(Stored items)
§
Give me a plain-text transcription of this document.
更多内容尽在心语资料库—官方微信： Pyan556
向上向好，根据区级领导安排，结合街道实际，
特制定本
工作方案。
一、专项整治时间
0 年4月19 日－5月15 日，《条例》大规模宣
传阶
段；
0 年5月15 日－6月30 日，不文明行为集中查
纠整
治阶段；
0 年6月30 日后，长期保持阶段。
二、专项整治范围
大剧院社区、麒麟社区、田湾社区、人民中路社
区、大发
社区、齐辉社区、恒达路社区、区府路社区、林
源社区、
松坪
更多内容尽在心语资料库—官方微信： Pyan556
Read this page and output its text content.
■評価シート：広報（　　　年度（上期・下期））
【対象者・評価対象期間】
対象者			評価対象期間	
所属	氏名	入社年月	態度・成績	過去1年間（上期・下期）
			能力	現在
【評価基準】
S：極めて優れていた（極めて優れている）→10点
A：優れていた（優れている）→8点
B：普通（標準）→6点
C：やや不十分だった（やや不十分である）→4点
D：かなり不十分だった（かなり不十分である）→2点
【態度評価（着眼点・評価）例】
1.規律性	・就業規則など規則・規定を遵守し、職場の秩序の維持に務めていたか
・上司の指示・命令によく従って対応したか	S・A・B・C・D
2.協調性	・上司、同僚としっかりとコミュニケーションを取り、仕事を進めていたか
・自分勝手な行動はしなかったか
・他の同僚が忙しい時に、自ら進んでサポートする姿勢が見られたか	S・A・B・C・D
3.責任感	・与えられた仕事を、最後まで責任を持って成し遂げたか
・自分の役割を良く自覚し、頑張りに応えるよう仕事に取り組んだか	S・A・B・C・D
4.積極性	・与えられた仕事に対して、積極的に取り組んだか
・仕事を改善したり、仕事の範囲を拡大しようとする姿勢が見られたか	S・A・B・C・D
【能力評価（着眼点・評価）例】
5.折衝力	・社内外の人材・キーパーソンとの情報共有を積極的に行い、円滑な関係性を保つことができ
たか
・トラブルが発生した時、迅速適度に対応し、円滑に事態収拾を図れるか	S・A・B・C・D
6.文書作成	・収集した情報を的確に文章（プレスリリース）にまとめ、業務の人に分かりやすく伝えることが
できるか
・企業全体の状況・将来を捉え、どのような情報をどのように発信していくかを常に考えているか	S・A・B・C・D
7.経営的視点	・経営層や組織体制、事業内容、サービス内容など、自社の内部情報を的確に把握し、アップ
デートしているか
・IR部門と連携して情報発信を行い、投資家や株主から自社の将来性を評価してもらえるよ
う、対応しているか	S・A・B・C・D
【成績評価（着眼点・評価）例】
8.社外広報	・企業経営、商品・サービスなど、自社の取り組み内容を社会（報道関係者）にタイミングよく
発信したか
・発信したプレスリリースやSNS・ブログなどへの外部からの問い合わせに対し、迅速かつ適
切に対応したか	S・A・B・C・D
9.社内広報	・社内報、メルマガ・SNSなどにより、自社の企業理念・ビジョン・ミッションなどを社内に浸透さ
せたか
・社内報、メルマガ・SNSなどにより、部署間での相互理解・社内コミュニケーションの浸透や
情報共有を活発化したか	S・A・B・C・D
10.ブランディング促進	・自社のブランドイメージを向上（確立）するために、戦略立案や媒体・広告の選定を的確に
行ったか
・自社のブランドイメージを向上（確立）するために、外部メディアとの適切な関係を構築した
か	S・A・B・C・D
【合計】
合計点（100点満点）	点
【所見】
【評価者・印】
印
§
**Task to complete**
Only lines with the word "SNSなどにより" are wanted, so copy each one from the records.

**Correct output**
9.社内広報	・社内報、メルマガ・SNSなどにより、自社の企業理念・ビジョン・ミッションなどを社内に浸透さ
・社内報、メルマガ・SNSなどにより、部署間での相互理解・社内コミュニケーションの浸透や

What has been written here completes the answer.